--- begin Data ---

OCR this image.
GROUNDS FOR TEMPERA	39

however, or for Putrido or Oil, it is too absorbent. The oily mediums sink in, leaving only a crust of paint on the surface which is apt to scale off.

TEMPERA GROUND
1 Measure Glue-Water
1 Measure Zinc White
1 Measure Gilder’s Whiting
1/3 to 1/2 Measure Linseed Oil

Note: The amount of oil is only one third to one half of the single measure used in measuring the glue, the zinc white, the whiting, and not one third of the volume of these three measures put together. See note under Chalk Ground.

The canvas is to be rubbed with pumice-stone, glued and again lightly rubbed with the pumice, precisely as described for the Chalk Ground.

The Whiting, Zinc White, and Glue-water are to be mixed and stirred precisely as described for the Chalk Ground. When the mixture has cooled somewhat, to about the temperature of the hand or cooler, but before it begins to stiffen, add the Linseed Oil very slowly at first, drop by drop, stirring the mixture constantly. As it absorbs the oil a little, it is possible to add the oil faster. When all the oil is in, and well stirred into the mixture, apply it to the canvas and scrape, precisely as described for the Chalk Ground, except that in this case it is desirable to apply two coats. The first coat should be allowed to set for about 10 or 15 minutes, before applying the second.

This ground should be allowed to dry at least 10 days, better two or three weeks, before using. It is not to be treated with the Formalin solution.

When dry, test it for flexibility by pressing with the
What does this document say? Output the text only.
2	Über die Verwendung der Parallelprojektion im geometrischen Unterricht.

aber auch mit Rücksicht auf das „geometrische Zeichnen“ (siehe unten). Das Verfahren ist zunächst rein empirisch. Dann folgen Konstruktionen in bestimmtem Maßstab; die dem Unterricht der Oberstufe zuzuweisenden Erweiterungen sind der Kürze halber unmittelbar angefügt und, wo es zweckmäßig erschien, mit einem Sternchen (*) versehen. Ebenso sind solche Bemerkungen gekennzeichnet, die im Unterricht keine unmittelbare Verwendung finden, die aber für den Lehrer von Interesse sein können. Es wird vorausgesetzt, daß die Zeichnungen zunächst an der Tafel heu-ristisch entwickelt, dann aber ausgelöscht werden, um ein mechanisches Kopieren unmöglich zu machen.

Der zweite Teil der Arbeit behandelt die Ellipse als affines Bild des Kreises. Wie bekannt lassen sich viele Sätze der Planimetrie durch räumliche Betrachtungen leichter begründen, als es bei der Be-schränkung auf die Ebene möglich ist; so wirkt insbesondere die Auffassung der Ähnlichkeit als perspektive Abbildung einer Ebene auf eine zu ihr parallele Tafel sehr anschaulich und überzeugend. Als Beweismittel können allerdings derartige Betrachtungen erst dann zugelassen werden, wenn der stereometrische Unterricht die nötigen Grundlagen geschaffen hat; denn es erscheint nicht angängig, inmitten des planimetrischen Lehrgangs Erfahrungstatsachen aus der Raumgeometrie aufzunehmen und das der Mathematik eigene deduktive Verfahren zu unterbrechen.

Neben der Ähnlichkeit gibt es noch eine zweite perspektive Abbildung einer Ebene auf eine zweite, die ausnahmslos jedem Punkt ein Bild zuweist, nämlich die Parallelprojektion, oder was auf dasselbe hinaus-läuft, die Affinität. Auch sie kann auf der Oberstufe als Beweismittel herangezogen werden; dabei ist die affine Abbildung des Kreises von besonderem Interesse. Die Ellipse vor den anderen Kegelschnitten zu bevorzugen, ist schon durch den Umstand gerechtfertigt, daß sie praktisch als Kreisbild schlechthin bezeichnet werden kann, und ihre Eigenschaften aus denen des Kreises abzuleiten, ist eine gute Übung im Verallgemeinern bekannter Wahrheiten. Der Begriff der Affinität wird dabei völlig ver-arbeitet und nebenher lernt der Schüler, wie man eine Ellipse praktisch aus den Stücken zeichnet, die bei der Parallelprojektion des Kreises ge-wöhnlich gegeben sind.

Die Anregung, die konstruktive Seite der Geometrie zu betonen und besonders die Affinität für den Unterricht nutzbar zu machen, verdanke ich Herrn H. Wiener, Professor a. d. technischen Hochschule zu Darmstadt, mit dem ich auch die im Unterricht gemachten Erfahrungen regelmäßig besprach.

--- end Data ---

# What to produce:
Retype every entry word for word.

# Answer for the task:
OCR this image.
GROUNDS FOR TEMPERA	39

however, or for Putrido or Oil, it is too absorbent. The oily mediums sink in, leaving only a crust of paint on the surface which is apt to scale off.

TEMPERA GROUND
1 Measure Glue-Water
1 Measure Zinc White
1 Measure Gilder’s Whiting
1/3 to 1/2 Measure Linseed Oil

Note: The amount of oil is only one third to one half of the single measure used in measuring the glue, the zinc white, the whiting, and not one third of the volume of these three measures put together. See note under Chalk Ground.

The canvas is to be rubbed with pumice-stone, glued and again lightly rubbed with the pumice, precisely as described for the Chalk Ground.

The Whiting, Zinc White, and Glue-water are to be mixed and stirred precisely as described for the Chalk Ground. When the mixture has cooled somewhat, to about the temperature of the hand or cooler, but before it begins to stiffen, add the Linseed Oil very slowly at first, drop by drop, stirring the mixture constantly. As it absorbs the oil a little, it is possible to add the oil faster. When all the oil is in, and well stirred into the mixture, apply it to the canvas and scrape, precisely as described for the Chalk Ground, except that in this case it is desirable to apply two coats. The first coat should be allowed to set for about 10 or 15 minutes, before applying the second.

This ground should be allowed to dry at least 10 days, better two or three weeks, before using. It is not to be treated with the Formalin solution.

When dry, test it for flexibility by pressing with the
What does this document say? Output the text only.
2	Über die Verwendung der Parallelprojektion im geometrischen Unterricht.

aber auch mit Rücksicht auf das „geometrische Zeichnen“ (siehe unten). Das Verfahren ist zunächst rein empirisch. Dann folgen Konstruktionen in bestimmtem Maßstab; die dem Unterricht der Oberstufe zuzuweisenden Erweiterungen sind der Kürze halber unmittelbar angefügt und, wo es zweckmäßig erschien, mit einem Sternchen (*) versehen. Ebenso sind solche Bemerkungen gekennzeichnet, die im Unterricht keine unmittelbare Verwendung finden, die aber für den Lehrer von Interesse sein können. Es wird vorausgesetzt, daß die Zeichnungen zunächst an der Tafel heu-ristisch entwickelt, dann aber ausgelöscht werden, um ein mechanisches Kopieren unmöglich zu machen.

Der zweite Teil der Arbeit behandelt die Ellipse als affines Bild des Kreises. Wie bekannt lassen sich viele Sätze der Planimetrie durch räumliche Betrachtungen leichter begründen, als es bei der Be-schränkung auf die Ebene möglich ist; so wirkt insbesondere die Auffassung der Ähnlichkeit als perspektive Abbildung einer Ebene auf eine zu ihr parallele Tafel sehr anschaulich und überzeugend. Als Beweismittel können allerdings derartige Betrachtungen erst dann zugelassen werden, wenn der stereometrische Unterricht die nötigen Grundlagen geschaffen hat; denn es erscheint nicht angängig, inmitten des planimetrischen Lehrgangs Erfahrungstatsachen aus der Raumgeometrie aufzunehmen und das der Mathematik eigene deduktive Verfahren zu unterbrechen.

Neben der Ähnlichkeit gibt es noch eine zweite perspektive Abbildung einer Ebene auf eine zweite, die ausnahmslos jedem Punkt ein Bild zuweist, nämlich die Parallelprojektion, oder was auf dasselbe hinaus-läuft, die Affinität. Auch sie kann auf der Oberstufe als Beweismittel herangezogen werden; dabei ist die affine Abbildung des Kreises von besonderem Interesse. Die Ellipse vor den anderen Kegelschnitten zu bevorzugen, ist schon durch den Umstand gerechtfertigt, daß sie praktisch als Kreisbild schlechthin bezeichnet werden kann, und ihre Eigenschaften aus denen des Kreises abzuleiten, ist eine gute Übung im Verallgemeinern bekannter Wahrheiten. Der Begriff der Affinität wird dabei völlig ver-arbeitet und nebenher lernt der Schüler, wie man eine Ellipse praktisch aus den Stücken zeichnet, die bei der Parallelprojektion des Kreises ge-wöhnlich gegeben sind.

Die Anregung, die konstruktive Seite der Geometrie zu betonen und besonders die Affinität für den Unterricht nutzbar zu machen, verdanke ich Herrn H. Wiener, Professor a. d. technischen Hochschule zu Darmstadt, mit dem ich auch die im Unterricht gemachten Erfahrungen regelmäßig besprach.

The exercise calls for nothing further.